-------- Extrait choisi

Je prends donc l'engagement de créer un groupe de travail dédié à la C3S qui sera chargé, sur la base d'une réflexion économique globale, de proposer des pistes opérationnelles pour la moderniser, évidemment tout en préservant d'une façon ou d'une autre la ressource correspondante.
M. le président. Monsieur Boyer, l'amendement est-il maintenu ?
M. Jean Boyer. Je le retire puisqu'il s'agit d'un « non, mais... » et que M. le ministre ouvre la perspective d'une réflexion sur la C3S.
M. le président. L'amendement n° 195 est retiré.
Article 16
I. - L'article L. 241-16 du code de la sécurité sociale est complété par un alinéa ainsi rédigé :
« Les dispositions du premier alinéa du présent article ne donnent pas lieu à application de l'article L. 131-7. »
II. - Supprimé.
III. - 1. L'article L. 712-10-1 du code de la sécurité sociale est complété par un alinéa ainsi rédigé :
« La perte de recettes résultant des dispositions du présent article ne donne pas lieu à application de l'article L. 131-7. »

----------------

» Consignes
**A)** Relevez, sans répétition, tous les numéros d'articles commençant par « L. » cités dans l'extrait choisi.
**B)** Recopiez le passage de l'extrait choisi qui s'ouvre sur « Je prends donc » et se termine par « sur la C3S. », en substituant « contribution sociale de solidarité » à « C3S ».
Le matériel placé plus bas n'a aucun rôle dans cet exercice.

-------- Données affichées

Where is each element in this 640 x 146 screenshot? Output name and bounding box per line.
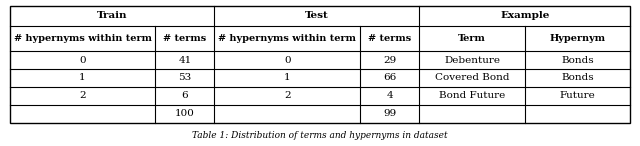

----------------

» Corrigé des exercices
**A)** L. 241-16, L. 131-7, L. 712-10-1

**B)**
Je prends donc l'engagement de créer un groupe de travail dédié à la contribution sociale de solidarité qui sera chargé, sur la base d'une réflexion économique globale, de proposer des pistes opérationnelles pour la moderniser, évidemment tout en préservant d'une façon ou d'une autre la ressource correspondante.
M. le président. Monsieur Boyer, l'amendement est-il maintenu ?
M. Jean Boyer. Je le retire puisqu'il s'agit d'un « non, mais... » et que M. le ministre ouvre la perspective d'une réflexion sur la contribution sociale de solidarité.